■ **Aim**: Please output every line of the material as it stands, without the pictures.

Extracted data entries
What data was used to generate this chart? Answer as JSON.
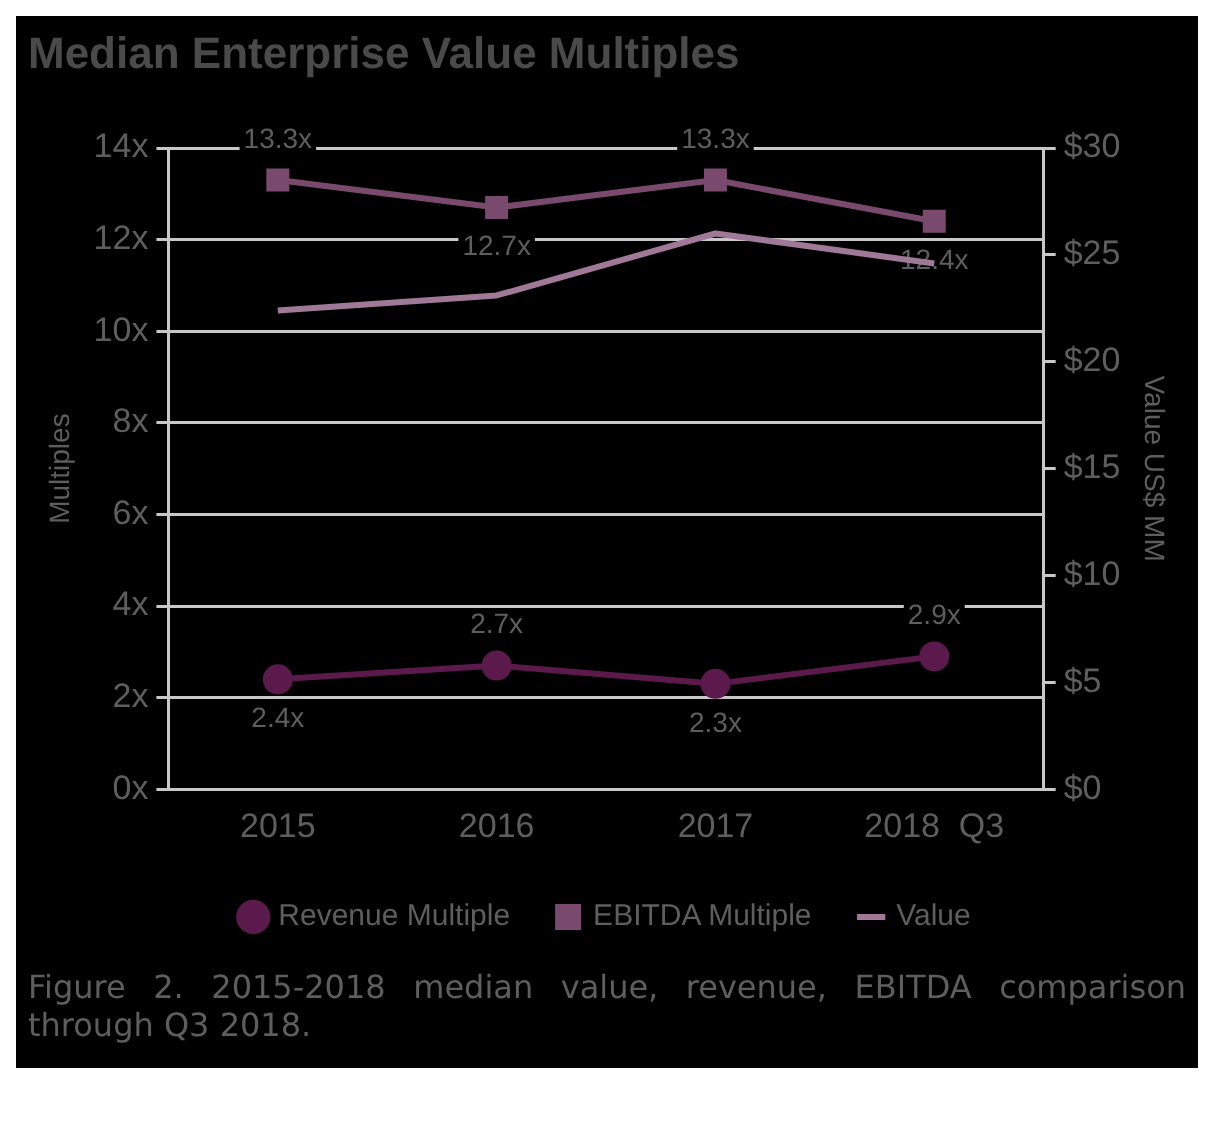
{
  "chart_data": {
    "type": "line",
    "title": "Median Enterprise Value Multiples",
    "ylabel": "Multiples",
    "y2label": "Value US$ MM",
    "categories": [
      "2015",
      "2016",
      "2017",
      "2018  Q3"
    ],
    "series": [
      {
        "name": "Revenue Multiple",
        "color": "#5c1a4c",
        "values": [
          2.4,
          2.7,
          2.3,
          2.9
        ],
        "marker": "circle",
        "value_labels": [
          "2.4x",
          "2.7x",
          "2.3x",
          "2.9x"
        ]
      },
      {
        "name": "EBITDA Multiple",
        "color": "#7a4a6e",
        "values": [
          13.3,
          12.7,
          13.3,
          12.4
        ],
        "marker": "square",
        "value_labels": [
          "13.3x",
          "12.7x",
          "13.3x",
          "12.4x"
        ]
      },
      {
        "name": "Value",
        "color": "#a07898",
        "values": [
          22.4,
          23.1,
          26.0,
          24.6
        ],
        "marker": "none",
        "axis": "y2"
      }
    ],
    "ylim": [
      0,
      14
    ],
    "yticks": [
      {
        "value": 0,
        "label": "0x"
      },
      {
        "value": 2,
        "label": "2x"
      },
      {
        "value": 4,
        "label": "4x"
      },
      {
        "value": 6,
        "label": "6x"
      },
      {
        "value": 8,
        "label": "8x"
      },
      {
        "value": 10,
        "label": "10x"
      },
      {
        "value": 12,
        "label": "12x"
      },
      {
        "value": 14,
        "label": "14x"
      }
    ],
    "y2lim": [
      0,
      30
    ],
    "y2ticks": [
      {
        "value": 0,
        "label": "$0"
      },
      {
        "value": 5,
        "label": "$5"
      },
      {
        "value": 10,
        "label": "$10"
      },
      {
        "value": 15,
        "label": "$15"
      },
      {
        "value": 20,
        "label": "$20"
      },
      {
        "value": 25,
        "label": "$25"
      },
      {
        "value": 30,
        "label": "$30"
      }
    ],
    "grid": "y",
    "legend": "bottom",
    "line_style": "solid",
    "annotations": [
      "Figure 2. 2015-2018 median value, revenue, EBITDA comparison through Q3 2018."
    ]
  }
}
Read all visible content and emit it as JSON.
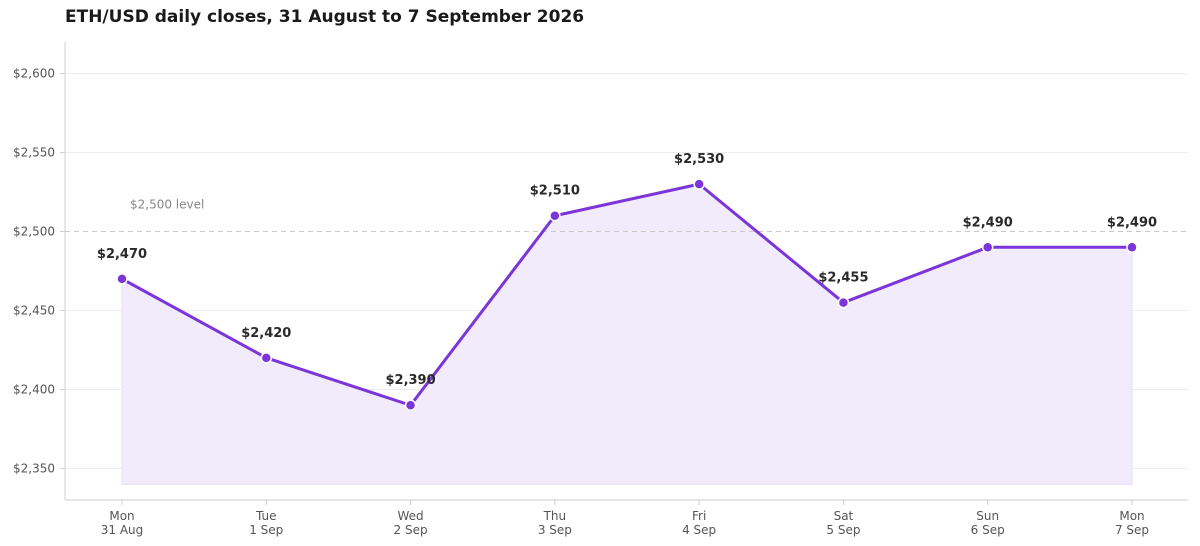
{
  "chart_data": {
    "type": "line",
    "title": "ETH/USD daily closes, 31 August to 7 September 2026",
    "xlabel": "",
    "ylabel": "",
    "categories": [
      [
        "Mon",
        "31 Aug"
      ],
      [
        "Tue",
        "1 Sep"
      ],
      [
        "Wed",
        "2 Sep"
      ],
      [
        "Thu",
        "3 Sep"
      ],
      [
        "Fri",
        "4 Sep"
      ],
      [
        "Sat",
        "5 Sep"
      ],
      [
        "Sun",
        "6 Sep"
      ],
      [
        "Mon",
        "7 Sep"
      ]
    ],
    "series": [
      {
        "values": [
          2470,
          2420,
          2390,
          2510,
          2530,
          2455,
          2490,
          2490
        ],
        "data_labels": [
          "$2,470",
          "$2,420",
          "$2,390",
          "$2,510",
          "$2,530",
          "$2,455",
          "$2,490",
          "$2,490"
        ]
      }
    ],
    "ylim": [
      2330,
      2620
    ],
    "area_baseline": 2340,
    "y_ticks": [
      2350,
      2400,
      2450,
      2500,
      2550,
      2600
    ],
    "y_tick_labels": [
      "$2,350",
      "$2,400",
      "$2,450",
      "$2,500",
      "$2,550",
      "$2,600"
    ],
    "reference_line": {
      "value": 2500,
      "label": "$2,500 level"
    },
    "grid": true,
    "legend": "none",
    "colors": {
      "line": "#7b35d9",
      "area": "#f1ebfb",
      "grid": "#ececec",
      "reference": "#c8c8c8",
      "axis": "#cfcfcf"
    }
  }
}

■ **Expected output**:
What data was used to generate this chart? Answer as JSON.
{
  "chart_data": {
    "type": "line",
    "title": "Median Enterprise Value Multiples",
    "ylabel": "Multiples",
    "y2label": "Value US$ MM",
    "categories": [
      "2015",
      "2016",
      "2017",
      "2018  Q3"
    ],
    "series": [
      {
        "name": "Revenue Multiple",
        "color": "#5c1a4c",
        "values": [
          2.4,
          2.7,
          2.3,
          2.9
        ],
        "marker": "circle",
        "value_labels": [
          "2.4x",
          "2.7x",
          "2.3x",
          "2.9x"
        ]
      },
      {
        "name": "EBITDA Multiple",
        "color": "#7a4a6e",
        "values": [
          13.3,
          12.7,
          13.3,
          12.4
        ],
        "marker": "square",
        "value_labels": [
          "13.3x",
          "12.7x",
          "13.3x",
          "12.4x"
        ]
      },
      {
        "name": "Value",
        "color": "#a07898",
        "values": [
          22.4,
          23.1,
          26.0,
          24.6
        ],
        "marker": "none",
        "axis": "y2"
      }
    ],
    "ylim": [
      0,
      14
    ],
    "yticks": [
      {
        "value": 0,
        "label": "0x"
      },
      {
        "value": 2,
        "label": "2x"
      },
      {
        "value": 4,
        "label": "4x"
      },
      {
        "value": 6,
        "label": "6x"
      },
      {
        "value": 8,
        "label": "8x"
      },
      {
        "value": 10,
        "label": "10x"
      },
      {
        "value": 12,
        "label": "12x"
      },
      {
        "value": 14,
        "label": "14x"
      }
    ],
    "y2lim": [
      0,
      30
    ],
    "y2ticks": [
      {
        "value": 0,
        "label": "$0"
      },
      {
        "value": 5,
        "label": "$5"
      },
      {
        "value": 10,
        "label": "$10"
      },
      {
        "value": 15,
        "label": "$15"
      },
      {
        "value": 20,
        "label": "$20"
      },
      {
        "value": 25,
        "label": "$25"
      },
      {
        "value": 30,
        "label": "$30"
      }
    ],
    "grid": "y",
    "legend": "bottom",
    "line_style": "solid",
    "annotations": [
      "Figure 2. 2015-2018 median value, revenue, EBITDA comparison through Q3 2018."
    ]
  }
}
Read all visible content and emit it as JSON.
{
  "chart_data": {
    "type": "line",
    "title": "ETH/USD daily closes, 31 August to 7 September 2026",
    "xlabel": "",
    "ylabel": "",
    "categories": [
      [
        "Mon",
        "31 Aug"
      ],
      [
        "Tue",
        "1 Sep"
      ],
      [
        "Wed",
        "2 Sep"
      ],
      [
        "Thu",
        "3 Sep"
      ],
      [
        "Fri",
        "4 Sep"
      ],
      [
        "Sat",
        "5 Sep"
      ],
      [
        "Sun",
        "6 Sep"
      ],
      [
        "Mon",
        "7 Sep"
      ]
    ],
    "series": [
      {
        "values": [
          2470,
          2420,
          2390,
          2510,
          2530,
          2455,
          2490,
          2490
        ],
        "data_labels": [
          "$2,470",
          "$2,420",
          "$2,390",
          "$2,510",
          "$2,530",
          "$2,455",
          "$2,490",
          "$2,490"
        ]
      }
    ],
    "ylim": [
      2330,
      2620
    ],
    "area_baseline": 2340,
    "y_ticks": [
      2350,
      2400,
      2450,
      2500,
      2550,
      2600
    ],
    "y_tick_labels": [
      "$2,350",
      "$2,400",
      "$2,450",
      "$2,500",
      "$2,550",
      "$2,600"
    ],
    "reference_line": {
      "value": 2500,
      "label": "$2,500 level"
    },
    "grid": true,
    "legend": "none",
    "colors": {
      "line": "#7b35d9",
      "area": "#f1ebfb",
      "grid": "#ececec",
      "reference": "#c8c8c8",
      "axis": "#cfcfcf"
    }
  }
}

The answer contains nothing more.